(Stored dataset items)

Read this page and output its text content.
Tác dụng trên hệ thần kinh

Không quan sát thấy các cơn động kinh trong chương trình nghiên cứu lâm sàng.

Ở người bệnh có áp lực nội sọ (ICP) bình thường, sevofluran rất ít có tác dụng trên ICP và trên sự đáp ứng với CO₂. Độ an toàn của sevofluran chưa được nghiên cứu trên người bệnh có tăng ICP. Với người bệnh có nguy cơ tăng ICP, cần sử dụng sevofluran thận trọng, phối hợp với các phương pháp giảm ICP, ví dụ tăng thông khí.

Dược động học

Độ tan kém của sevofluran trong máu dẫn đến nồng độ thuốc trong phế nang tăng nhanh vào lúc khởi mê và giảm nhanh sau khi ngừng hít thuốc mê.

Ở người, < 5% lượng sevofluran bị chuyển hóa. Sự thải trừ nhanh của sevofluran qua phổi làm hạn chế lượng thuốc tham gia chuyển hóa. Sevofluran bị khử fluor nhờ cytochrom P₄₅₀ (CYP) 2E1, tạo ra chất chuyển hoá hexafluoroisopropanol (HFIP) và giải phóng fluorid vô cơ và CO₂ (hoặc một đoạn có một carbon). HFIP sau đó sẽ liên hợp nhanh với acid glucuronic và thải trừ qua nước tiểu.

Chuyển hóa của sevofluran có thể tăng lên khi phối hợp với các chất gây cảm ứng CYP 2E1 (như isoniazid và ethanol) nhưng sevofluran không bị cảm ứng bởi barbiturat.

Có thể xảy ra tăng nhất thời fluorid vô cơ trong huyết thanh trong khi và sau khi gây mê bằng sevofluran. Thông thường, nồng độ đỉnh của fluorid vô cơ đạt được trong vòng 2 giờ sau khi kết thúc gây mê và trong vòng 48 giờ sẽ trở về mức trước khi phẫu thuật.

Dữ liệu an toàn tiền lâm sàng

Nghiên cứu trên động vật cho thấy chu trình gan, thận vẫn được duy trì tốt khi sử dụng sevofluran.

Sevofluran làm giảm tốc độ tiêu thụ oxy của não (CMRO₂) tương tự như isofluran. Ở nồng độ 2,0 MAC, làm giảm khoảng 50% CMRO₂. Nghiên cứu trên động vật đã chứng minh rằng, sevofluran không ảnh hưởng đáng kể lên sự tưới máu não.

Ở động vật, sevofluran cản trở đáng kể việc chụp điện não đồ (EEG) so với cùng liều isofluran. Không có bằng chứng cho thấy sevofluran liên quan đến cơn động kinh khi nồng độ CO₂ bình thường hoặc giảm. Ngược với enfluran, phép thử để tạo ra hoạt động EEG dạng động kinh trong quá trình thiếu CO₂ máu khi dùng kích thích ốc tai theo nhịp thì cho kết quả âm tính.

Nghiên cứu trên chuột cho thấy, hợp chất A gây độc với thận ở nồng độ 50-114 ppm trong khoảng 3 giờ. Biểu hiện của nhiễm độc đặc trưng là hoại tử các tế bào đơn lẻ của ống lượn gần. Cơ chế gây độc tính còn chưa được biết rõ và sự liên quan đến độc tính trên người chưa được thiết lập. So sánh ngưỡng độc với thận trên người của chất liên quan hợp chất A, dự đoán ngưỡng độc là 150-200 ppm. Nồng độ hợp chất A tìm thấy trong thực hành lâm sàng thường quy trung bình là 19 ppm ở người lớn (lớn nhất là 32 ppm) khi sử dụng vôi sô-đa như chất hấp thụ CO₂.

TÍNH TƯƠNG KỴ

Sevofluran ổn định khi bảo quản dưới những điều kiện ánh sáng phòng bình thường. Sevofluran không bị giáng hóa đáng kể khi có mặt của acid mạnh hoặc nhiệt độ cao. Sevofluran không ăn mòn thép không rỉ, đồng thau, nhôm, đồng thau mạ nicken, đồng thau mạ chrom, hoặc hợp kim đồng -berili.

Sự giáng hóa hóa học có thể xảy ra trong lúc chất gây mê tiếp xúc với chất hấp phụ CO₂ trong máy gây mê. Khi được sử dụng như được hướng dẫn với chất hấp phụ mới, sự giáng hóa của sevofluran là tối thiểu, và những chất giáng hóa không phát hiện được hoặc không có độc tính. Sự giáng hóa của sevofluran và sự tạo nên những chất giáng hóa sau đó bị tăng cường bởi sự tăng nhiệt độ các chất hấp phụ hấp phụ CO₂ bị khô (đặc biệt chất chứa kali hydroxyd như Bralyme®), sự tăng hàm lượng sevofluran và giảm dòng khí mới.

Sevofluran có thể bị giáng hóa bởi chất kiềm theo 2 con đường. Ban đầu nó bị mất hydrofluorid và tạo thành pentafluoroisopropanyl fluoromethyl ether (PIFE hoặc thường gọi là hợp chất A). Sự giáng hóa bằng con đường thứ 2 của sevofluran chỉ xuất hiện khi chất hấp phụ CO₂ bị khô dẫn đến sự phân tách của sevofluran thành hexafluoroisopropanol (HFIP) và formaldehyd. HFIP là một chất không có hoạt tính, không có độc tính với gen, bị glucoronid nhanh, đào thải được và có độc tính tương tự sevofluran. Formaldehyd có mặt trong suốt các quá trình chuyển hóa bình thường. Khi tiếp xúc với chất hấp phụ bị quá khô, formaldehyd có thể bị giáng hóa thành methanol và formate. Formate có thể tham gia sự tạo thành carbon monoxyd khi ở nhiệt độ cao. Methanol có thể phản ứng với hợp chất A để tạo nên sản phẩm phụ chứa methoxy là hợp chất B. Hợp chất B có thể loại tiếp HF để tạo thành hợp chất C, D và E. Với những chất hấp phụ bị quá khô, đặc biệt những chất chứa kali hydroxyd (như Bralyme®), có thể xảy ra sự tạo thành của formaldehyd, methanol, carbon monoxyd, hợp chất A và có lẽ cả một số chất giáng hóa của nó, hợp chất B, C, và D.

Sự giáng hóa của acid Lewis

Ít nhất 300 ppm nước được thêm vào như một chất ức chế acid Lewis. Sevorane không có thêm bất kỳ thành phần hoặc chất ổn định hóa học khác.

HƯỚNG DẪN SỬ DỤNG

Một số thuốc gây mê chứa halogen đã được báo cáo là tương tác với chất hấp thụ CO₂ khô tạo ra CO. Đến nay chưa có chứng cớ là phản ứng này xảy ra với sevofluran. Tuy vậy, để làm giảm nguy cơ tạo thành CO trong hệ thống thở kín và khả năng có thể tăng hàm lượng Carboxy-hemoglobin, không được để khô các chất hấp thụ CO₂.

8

**Exercise prompt**.
Each line above must be reproduced exactly as it stands.

**Full response**.
Read this page and output its text content.
Tác dụng trên hệ thần kinh

Không quan sát thấy các cơn động kinh trong chương trình nghiên cứu lâm sàng.

Ở người bệnh có áp lực nội sọ (ICP) bình thường, sevofluran rất ít có tác dụng trên ICP và trên sự đáp ứng với CO₂. Độ an toàn của sevofluran chưa được nghiên cứu trên người bệnh có tăng ICP. Với người bệnh có nguy cơ tăng ICP, cần sử dụng sevofluran thận trọng, phối hợp với các phương pháp giảm ICP, ví dụ tăng thông khí.

Dược động học

Độ tan kém của sevofluran trong máu dẫn đến nồng độ thuốc trong phế nang tăng nhanh vào lúc khởi mê và giảm nhanh sau khi ngừng hít thuốc mê.

Ở người, < 5% lượng sevofluran bị chuyển hóa. Sự thải trừ nhanh của sevofluran qua phổi làm hạn chế lượng thuốc tham gia chuyển hóa. Sevofluran bị khử fluor nhờ cytochrom P₄₅₀ (CYP) 2E1, tạo ra chất chuyển hoá hexafluoroisopropanol (HFIP) và giải phóng fluorid vô cơ và CO₂ (hoặc một đoạn có một carbon). HFIP sau đó sẽ liên hợp nhanh với acid glucuronic và thải trừ qua nước tiểu.

Chuyển hóa của sevofluran có thể tăng lên khi phối hợp với các chất gây cảm ứng CYP 2E1 (như isoniazid và ethanol) nhưng sevofluran không bị cảm ứng bởi barbiturat.

Có thể xảy ra tăng nhất thời fluorid vô cơ trong huyết thanh trong khi và sau khi gây mê bằng sevofluran. Thông thường, nồng độ đỉnh của fluorid vô cơ đạt được trong vòng 2 giờ sau khi kết thúc gây mê và trong vòng 48 giờ sẽ trở về mức trước khi phẫu thuật.

Dữ liệu an toàn tiền lâm sàng

Nghiên cứu trên động vật cho thấy chu trình gan, thận vẫn được duy trì tốt khi sử dụng sevofluran.

Sevofluran làm giảm tốc độ tiêu thụ oxy của não (CMRO₂) tương tự như isofluran. Ở nồng độ 2,0 MAC, làm giảm khoảng 50% CMRO₂. Nghiên cứu trên động vật đã chứng minh rằng, sevofluran không ảnh hưởng đáng kể lên sự tưới máu não.

Ở động vật, sevofluran cản trở đáng kể việc chụp điện não đồ (EEG) so với cùng liều isofluran. Không có bằng chứng cho thấy sevofluran liên quan đến cơn động kinh khi nồng độ CO₂ bình thường hoặc giảm. Ngược với enfluran, phép thử để tạo ra hoạt động EEG dạng động kinh trong quá trình thiếu CO₂ máu khi dùng kích thích ốc tai theo nhịp thì cho kết quả âm tính.

Nghiên cứu trên chuột cho thấy, hợp chất A gây độc với thận ở nồng độ 50-114 ppm trong khoảng 3 giờ. Biểu hiện của nhiễm độc đặc trưng là hoại tử các tế bào đơn lẻ của ống lượn gần. Cơ chế gây độc tính còn chưa được biết rõ và sự liên quan đến độc tính trên người chưa được thiết lập. So sánh ngưỡng độc với thận trên người của chất liên quan hợp chất A, dự đoán ngưỡng độc là 150-200 ppm. Nồng độ hợp chất A tìm thấy trong thực hành lâm sàng thường quy trung bình là 19 ppm ở người lớn (lớn nhất là 32 ppm) khi sử dụng vôi sô-đa như chất hấp thụ CO₂.

TÍNH TƯƠNG KỴ

Sevofluran ổn định khi bảo quản dưới những điều kiện ánh sáng phòng bình thường. Sevofluran không bị giáng hóa đáng kể khi có mặt của acid mạnh hoặc nhiệt độ cao. Sevofluran không ăn mòn thép không rỉ, đồng thau, nhôm, đồng thau mạ nicken, đồng thau mạ chrom, hoặc hợp kim đồng -berili.

Sự giáng hóa hóa học có thể xảy ra trong lúc chất gây mê tiếp xúc với chất hấp phụ CO₂ trong máy gây mê. Khi được sử dụng như được hướng dẫn với chất hấp phụ mới, sự giáng hóa của sevofluran là tối thiểu, và những chất giáng hóa không phát hiện được hoặc không có độc tính. Sự giáng hóa của sevofluran và sự tạo nên những chất giáng hóa sau đó bị tăng cường bởi sự tăng nhiệt độ các chất hấp phụ hấp phụ CO₂ bị khô (đặc biệt chất chứa kali hydroxyd như Bralyme®), sự tăng hàm lượng sevofluran và giảm dòng khí mới.

Sevofluran có thể bị giáng hóa bởi chất kiềm theo 2 con đường. Ban đầu nó bị mất hydrofluorid và tạo thành pentafluoroisopropanyl fluoromethyl ether (PIFE hoặc thường gọi là hợp chất A). Sự giáng hóa bằng con đường thứ 2 của sevofluran chỉ xuất hiện khi chất hấp phụ CO₂ bị khô dẫn đến sự phân tách của sevofluran thành hexafluoroisopropanol (HFIP) và formaldehyd. HFIP là một chất không có hoạt tính, không có độc tính với gen, bị glucoronid nhanh, đào thải được và có độc tính tương tự sevofluran. Formaldehyd có mặt trong suốt các quá trình chuyển hóa bình thường. Khi tiếp xúc với chất hấp phụ bị quá khô, formaldehyd có thể bị giáng hóa thành methanol và formate. Formate có thể tham gia sự tạo thành carbon monoxyd khi ở nhiệt độ cao. Methanol có thể phản ứng với hợp chất A để tạo nên sản phẩm phụ chứa methoxy là hợp chất B. Hợp chất B có thể loại tiếp HF để tạo thành hợp chất C, D và E. Với những chất hấp phụ bị quá khô, đặc biệt những chất chứa kali hydroxyd (như Bralyme®), có thể xảy ra sự tạo thành của formaldehyd, methanol, carbon monoxyd, hợp chất A và có lẽ cả một số chất giáng hóa của nó, hợp chất B, C, và D.

Sự giáng hóa của acid Lewis

Ít nhất 300 ppm nước được thêm vào như một chất ức chế acid Lewis. Sevorane không có thêm bất kỳ thành phần hoặc chất ổn định hóa học khác.

HƯỚNG DẪN SỬ DỤNG

Một số thuốc gây mê chứa halogen đã được báo cáo là tương tác với chất hấp thụ CO₂ khô tạo ra CO. Đến nay chưa có chứng cớ là phản ứng này xảy ra với sevofluran. Tuy vậy, để làm giảm nguy cơ tạo thành CO trong hệ thống thở kín và khả năng có thể tăng hàm lượng Carboxy-hemoglobin, không được để khô các chất hấp thụ CO₂.

8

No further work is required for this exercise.